Problem statement: List all lines of the data that include the string "regjimi".

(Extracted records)
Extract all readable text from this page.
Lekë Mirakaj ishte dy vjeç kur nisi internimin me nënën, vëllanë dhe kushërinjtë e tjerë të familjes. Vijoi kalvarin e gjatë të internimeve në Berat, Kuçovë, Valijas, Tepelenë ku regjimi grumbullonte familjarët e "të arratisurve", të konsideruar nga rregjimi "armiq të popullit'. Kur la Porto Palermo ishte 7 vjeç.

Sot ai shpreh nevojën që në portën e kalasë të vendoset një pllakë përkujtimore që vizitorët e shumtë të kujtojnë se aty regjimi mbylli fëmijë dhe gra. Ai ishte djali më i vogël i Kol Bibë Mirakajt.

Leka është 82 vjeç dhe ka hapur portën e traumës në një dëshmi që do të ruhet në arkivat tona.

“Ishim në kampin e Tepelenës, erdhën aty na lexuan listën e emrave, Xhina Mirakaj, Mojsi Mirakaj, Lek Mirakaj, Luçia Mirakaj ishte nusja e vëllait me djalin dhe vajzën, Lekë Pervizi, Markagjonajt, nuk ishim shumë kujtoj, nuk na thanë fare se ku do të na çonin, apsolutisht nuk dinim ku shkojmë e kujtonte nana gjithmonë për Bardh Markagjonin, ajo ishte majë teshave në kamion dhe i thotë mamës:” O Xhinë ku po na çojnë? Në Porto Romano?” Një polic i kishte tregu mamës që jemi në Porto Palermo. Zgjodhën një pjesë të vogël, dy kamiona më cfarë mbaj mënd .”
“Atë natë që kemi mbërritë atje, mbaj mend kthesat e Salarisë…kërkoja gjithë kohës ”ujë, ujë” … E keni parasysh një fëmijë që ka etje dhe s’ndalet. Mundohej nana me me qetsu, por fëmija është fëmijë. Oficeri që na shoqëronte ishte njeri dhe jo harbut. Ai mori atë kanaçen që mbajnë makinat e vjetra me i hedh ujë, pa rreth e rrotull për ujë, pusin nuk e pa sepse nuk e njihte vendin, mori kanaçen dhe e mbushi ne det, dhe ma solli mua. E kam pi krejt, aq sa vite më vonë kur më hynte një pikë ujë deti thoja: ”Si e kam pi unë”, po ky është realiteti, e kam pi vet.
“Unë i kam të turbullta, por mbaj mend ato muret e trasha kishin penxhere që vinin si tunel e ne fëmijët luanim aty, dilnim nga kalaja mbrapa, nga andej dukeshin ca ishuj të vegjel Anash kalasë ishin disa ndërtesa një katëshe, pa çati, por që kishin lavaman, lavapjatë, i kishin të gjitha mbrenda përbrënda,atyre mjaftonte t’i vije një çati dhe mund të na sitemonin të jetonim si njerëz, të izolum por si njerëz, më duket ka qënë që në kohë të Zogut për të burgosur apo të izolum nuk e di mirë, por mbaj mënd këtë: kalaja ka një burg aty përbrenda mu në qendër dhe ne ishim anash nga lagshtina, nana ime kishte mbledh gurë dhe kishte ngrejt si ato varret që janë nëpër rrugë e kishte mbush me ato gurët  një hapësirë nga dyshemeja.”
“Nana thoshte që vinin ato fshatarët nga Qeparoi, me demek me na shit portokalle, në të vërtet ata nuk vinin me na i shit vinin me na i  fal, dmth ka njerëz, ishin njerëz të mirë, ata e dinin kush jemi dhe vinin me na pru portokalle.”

Answer in full:
Lekë Mirakaj ishte dy vjeç kur nisi internimin me nënën, vëllanë dhe kushërinjtë e tjerë të familjes. Vijoi kalvarin e gjatë të internimeve në Berat, Kuçovë, Valijas, Tepelenë ku regjimi grumbullonte familjarët e "të arratisurve", të konsideruar nga rregjimi "armiq të popullit'. Kur la Porto Palermo ishte 7 vjeç.
Sot ai shpreh nevojën që në portën e kalasë të vendoset një pllakë përkujtimore që vizitorët e shumtë të kujtojnë se aty regjimi mbylli fëmijë dhe gra. Ai ishte djali më i vogël i Kol Bibë Mirakajt.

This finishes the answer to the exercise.